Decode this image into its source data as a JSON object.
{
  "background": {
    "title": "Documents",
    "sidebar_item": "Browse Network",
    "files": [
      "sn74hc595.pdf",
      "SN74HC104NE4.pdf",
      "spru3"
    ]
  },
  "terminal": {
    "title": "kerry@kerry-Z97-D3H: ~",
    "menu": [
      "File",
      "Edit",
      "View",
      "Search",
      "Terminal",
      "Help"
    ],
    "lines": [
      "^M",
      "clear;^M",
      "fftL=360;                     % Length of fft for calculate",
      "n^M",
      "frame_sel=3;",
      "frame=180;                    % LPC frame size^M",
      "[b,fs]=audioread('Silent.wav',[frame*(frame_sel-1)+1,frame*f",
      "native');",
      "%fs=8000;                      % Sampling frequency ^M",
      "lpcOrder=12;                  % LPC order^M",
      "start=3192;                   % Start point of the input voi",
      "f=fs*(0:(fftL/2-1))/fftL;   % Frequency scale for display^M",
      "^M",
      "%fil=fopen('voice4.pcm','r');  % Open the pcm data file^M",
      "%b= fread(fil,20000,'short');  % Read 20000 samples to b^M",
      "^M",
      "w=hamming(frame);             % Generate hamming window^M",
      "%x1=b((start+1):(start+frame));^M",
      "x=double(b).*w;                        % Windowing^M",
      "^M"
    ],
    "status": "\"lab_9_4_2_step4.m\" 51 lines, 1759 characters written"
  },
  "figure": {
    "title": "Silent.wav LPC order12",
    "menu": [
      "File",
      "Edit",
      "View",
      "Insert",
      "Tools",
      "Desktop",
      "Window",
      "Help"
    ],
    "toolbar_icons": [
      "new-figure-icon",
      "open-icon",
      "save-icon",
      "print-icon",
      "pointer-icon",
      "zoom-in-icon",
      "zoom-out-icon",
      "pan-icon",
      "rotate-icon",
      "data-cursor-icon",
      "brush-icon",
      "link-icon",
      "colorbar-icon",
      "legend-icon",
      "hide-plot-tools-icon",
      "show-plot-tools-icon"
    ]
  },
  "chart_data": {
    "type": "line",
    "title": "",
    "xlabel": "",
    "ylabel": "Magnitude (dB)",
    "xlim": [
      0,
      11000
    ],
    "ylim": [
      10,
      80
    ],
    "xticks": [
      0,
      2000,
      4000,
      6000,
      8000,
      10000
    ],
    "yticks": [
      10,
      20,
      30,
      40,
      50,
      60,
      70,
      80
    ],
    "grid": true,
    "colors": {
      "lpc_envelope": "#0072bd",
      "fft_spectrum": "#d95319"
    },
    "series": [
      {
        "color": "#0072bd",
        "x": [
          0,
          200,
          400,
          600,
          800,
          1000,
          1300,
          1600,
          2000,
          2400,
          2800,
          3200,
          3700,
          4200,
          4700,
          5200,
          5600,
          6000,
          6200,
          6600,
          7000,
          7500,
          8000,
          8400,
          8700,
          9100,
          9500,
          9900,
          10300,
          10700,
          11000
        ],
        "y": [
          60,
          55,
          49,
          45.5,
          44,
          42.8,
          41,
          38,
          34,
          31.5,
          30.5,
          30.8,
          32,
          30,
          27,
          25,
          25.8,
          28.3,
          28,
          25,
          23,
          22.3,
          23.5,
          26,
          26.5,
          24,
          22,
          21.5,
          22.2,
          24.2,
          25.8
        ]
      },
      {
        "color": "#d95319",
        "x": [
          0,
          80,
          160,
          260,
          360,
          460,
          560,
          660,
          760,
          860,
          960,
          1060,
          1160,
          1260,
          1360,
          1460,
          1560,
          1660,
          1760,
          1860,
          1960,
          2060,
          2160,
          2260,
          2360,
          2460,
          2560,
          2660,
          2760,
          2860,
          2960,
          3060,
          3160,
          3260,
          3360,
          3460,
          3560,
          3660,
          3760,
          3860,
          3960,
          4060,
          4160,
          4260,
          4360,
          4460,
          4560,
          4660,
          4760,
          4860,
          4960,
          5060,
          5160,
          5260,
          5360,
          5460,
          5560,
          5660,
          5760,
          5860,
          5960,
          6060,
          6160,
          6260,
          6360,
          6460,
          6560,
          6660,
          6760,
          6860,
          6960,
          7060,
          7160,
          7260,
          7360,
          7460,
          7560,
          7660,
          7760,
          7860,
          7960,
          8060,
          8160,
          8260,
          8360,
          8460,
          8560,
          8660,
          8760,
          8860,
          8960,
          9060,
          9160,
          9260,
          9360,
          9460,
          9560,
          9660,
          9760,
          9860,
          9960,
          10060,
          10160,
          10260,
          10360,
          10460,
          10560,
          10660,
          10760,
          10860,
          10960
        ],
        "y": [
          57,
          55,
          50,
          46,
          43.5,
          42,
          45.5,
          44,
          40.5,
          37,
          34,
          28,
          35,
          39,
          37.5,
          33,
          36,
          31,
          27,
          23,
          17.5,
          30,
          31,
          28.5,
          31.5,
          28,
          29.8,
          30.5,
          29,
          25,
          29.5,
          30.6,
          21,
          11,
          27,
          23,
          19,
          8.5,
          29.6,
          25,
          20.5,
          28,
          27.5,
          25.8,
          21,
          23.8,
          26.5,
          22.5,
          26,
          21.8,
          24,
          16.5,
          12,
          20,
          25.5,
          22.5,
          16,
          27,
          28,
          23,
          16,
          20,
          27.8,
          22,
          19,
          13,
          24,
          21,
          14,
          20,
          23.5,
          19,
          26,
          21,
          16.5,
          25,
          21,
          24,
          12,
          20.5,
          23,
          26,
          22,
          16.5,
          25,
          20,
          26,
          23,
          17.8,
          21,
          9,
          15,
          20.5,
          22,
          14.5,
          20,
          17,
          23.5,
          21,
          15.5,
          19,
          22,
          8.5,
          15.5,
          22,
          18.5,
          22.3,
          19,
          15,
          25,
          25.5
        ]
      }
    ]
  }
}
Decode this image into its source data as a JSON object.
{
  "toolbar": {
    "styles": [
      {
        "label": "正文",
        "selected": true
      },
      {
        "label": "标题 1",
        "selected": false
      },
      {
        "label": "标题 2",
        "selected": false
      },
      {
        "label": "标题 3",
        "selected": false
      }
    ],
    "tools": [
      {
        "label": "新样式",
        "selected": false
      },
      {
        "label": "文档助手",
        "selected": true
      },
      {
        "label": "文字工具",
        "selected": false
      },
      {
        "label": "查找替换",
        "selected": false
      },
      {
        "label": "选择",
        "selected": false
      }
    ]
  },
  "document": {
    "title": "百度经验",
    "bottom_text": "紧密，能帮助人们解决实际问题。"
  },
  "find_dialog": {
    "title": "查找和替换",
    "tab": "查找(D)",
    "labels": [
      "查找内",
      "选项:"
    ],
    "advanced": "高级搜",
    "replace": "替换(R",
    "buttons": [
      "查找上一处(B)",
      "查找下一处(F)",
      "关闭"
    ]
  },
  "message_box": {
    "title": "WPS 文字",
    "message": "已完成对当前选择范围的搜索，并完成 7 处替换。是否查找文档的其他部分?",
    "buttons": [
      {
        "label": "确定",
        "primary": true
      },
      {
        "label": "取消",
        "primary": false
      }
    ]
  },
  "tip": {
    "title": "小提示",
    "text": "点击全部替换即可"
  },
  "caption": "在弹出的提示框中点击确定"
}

· · ·

What you should do
Reproduce every line of the material above exactly.

Result for this exercise
Decode this image into its source data as a JSON object.
{
  "background": {
    "title": "Documents",
    "sidebar_item": "Browse Network",
    "files": [
      "sn74hc595.pdf",
      "SN74HC104NE4.pdf",
      "spru3"
    ]
  },
  "terminal": {
    "title": "kerry@kerry-Z97-D3H: ~",
    "menu": [
      "File",
      "Edit",
      "View",
      "Search",
      "Terminal",
      "Help"
    ],
    "lines": [
      "^M",
      "clear;^M",
      "fftL=360;                     % Length of fft for calculate",
      "n^M",
      "frame_sel=3;",
      "frame=180;                    % LPC frame size^M",
      "[b,fs]=audioread('Silent.wav',[frame*(frame_sel-1)+1,frame*f",
      "native');",
      "%fs=8000;                      % Sampling frequency ^M",
      "lpcOrder=12;                  % LPC order^M",
      "start=3192;                   % Start point of the input voi",
      "f=fs*(0:(fftL/2-1))/fftL;   % Frequency scale for display^M",
      "^M",
      "%fil=fopen('voice4.pcm','r');  % Open the pcm data file^M",
      "%b= fread(fil,20000,'short');  % Read 20000 samples to b^M",
      "^M",
      "w=hamming(frame);             % Generate hamming window^M",
      "%x1=b((start+1):(start+frame));^M",
      "x=double(b).*w;                        % Windowing^M",
      "^M"
    ],
    "status": "\"lab_9_4_2_step4.m\" 51 lines, 1759 characters written"
  },
  "figure": {
    "title": "Silent.wav LPC order12",
    "menu": [
      "File",
      "Edit",
      "View",
      "Insert",
      "Tools",
      "Desktop",
      "Window",
      "Help"
    ],
    "toolbar_icons": [
      "new-figure-icon",
      "open-icon",
      "save-icon",
      "print-icon",
      "pointer-icon",
      "zoom-in-icon",
      "zoom-out-icon",
      "pan-icon",
      "rotate-icon",
      "data-cursor-icon",
      "brush-icon",
      "link-icon",
      "colorbar-icon",
      "legend-icon",
      "hide-plot-tools-icon",
      "show-plot-tools-icon"
    ]
  },
  "chart_data": {
    "type": "line",
    "title": "",
    "xlabel": "",
    "ylabel": "Magnitude (dB)",
    "xlim": [
      0,
      11000
    ],
    "ylim": [
      10,
      80
    ],
    "xticks": [
      0,
      2000,
      4000,
      6000,
      8000,
      10000
    ],
    "yticks": [
      10,
      20,
      30,
      40,
      50,
      60,
      70,
      80
    ],
    "grid": true,
    "colors": {
      "lpc_envelope": "#0072bd",
      "fft_spectrum": "#d95319"
    },
    "series": [
      {
        "color": "#0072bd",
        "x": [
          0,
          200,
          400,
          600,
          800,
          1000,
          1300,
          1600,
          2000,
          2400,
          2800,
          3200,
          3700,
          4200,
          4700,
          5200,
          5600,
          6000,
          6200,
          6600,
          7000,
          7500,
          8000,
          8400,
          8700,
          9100,
          9500,
          9900,
          10300,
          10700,
          11000
        ],
        "y": [
          60,
          55,
          49,
          45.5,
          44,
          42.8,
          41,
          38,
          34,
          31.5,
          30.5,
          30.8,
          32,
          30,
          27,
          25,
          25.8,
          28.3,
          28,
          25,
          23,
          22.3,
          23.5,
          26,
          26.5,
          24,
          22,
          21.5,
          22.2,
          24.2,
          25.8
        ]
      },
      {
        "color": "#d95319",
        "x": [
          0,
          80,
          160,
          260,
          360,
          460,
          560,
          660,
          760,
          860,
          960,
          1060,
          1160,
          1260,
          1360,
          1460,
          1560,
          1660,
          1760,
          1860,
          1960,
          2060,
          2160,
          2260,
          2360,
          2460,
          2560,
          2660,
          2760,
          2860,
          2960,
          3060,
          3160,
          3260,
          3360,
          3460,
          3560,
          3660,
          3760,
          3860,
          3960,
          4060,
          4160,
          4260,
          4360,
          4460,
          4560,
          4660,
          4760,
          4860,
          4960,
          5060,
          5160,
          5260,
          5360,
          5460,
          5560,
          5660,
          5760,
          5860,
          5960,
          6060,
          6160,
          6260,
          6360,
          6460,
          6560,
          6660,
          6760,
          6860,
          6960,
          7060,
          7160,
          7260,
          7360,
          7460,
          7560,
          7660,
          7760,
          7860,
          7960,
          8060,
          8160,
          8260,
          8360,
          8460,
          8560,
          8660,
          8760,
          8860,
          8960,
          9060,
          9160,
          9260,
          9360,
          9460,
          9560,
          9660,
          9760,
          9860,
          9960,
          10060,
          10160,
          10260,
          10360,
          10460,
          10560,
          10660,
          10760,
          10860,
          10960
        ],
        "y": [
          57,
          55,
          50,
          46,
          43.5,
          42,
          45.5,
          44,
          40.5,
          37,
          34,
          28,
          35,
          39,
          37.5,
          33,
          36,
          31,
          27,
          23,
          17.5,
          30,
          31,
          28.5,
          31.5,
          28,
          29.8,
          30.5,
          29,
          25,
          29.5,
          30.6,
          21,
          11,
          27,
          23,
          19,
          8.5,
          29.6,
          25,
          20.5,
          28,
          27.5,
          25.8,
          21,
          23.8,
          26.5,
          22.5,
          26,
          21.8,
          24,
          16.5,
          12,
          20,
          25.5,
          22.5,
          16,
          27,
          28,
          23,
          16,
          20,
          27.8,
          22,
          19,
          13,
          24,
          21,
          14,
          20,
          23.5,
          19,
          26,
          21,
          16.5,
          25,
          21,
          24,
          12,
          20.5,
          23,
          26,
          22,
          16.5,
          25,
          20,
          26,
          23,
          17.8,
          21,
          9,
          15,
          20.5,
          22,
          14.5,
          20,
          17,
          23.5,
          21,
          15.5,
          19,
          22,
          8.5,
          15.5,
          22,
          18.5,
          22.3,
          19,
          15,
          25,
          25.5
        ]
      }
    ]
  }
}
Decode this image into its source data as a JSON object.
{
  "toolbar": {
    "styles": [
      {
        "label": "正文",
        "selected": true
      },
      {
        "label": "标题 1",
        "selected": false
      },
      {
        "label": "标题 2",
        "selected": false
      },
      {
        "label": "标题 3",
        "selected": false
      }
    ],
    "tools": [
      {
        "label": "新样式",
        "selected": false
      },
      {
        "label": "文档助手",
        "selected": true
      },
      {
        "label": "文字工具",
        "selected": false
      },
      {
        "label": "查找替换",
        "selected": false
      },
      {
        "label": "选择",
        "selected": false
      }
    ]
  },
  "document": {
    "title": "百度经验",
    "bottom_text": "紧密，能帮助人们解决实际问题。"
  },
  "find_dialog": {
    "title": "查找和替换",
    "tab": "查找(D)",
    "labels": [
      "查找内",
      "选项:"
    ],
    "advanced": "高级搜",
    "replace": "替换(R",
    "buttons": [
      "查找上一处(B)",
      "查找下一处(F)",
      "关闭"
    ]
  },
  "message_box": {
    "title": "WPS 文字",
    "message": "已完成对当前选择范围的搜索，并完成 7 处替换。是否查找文档的其他部分?",
    "buttons": [
      {
        "label": "确定",
        "primary": true
      },
      {
        "label": "取消",
        "primary": false
      }
    ]
  },
  "tip": {
    "title": "小提示",
    "text": "点击全部替换即可"
  },
  "caption": "在弹出的提示框中点击确定"
}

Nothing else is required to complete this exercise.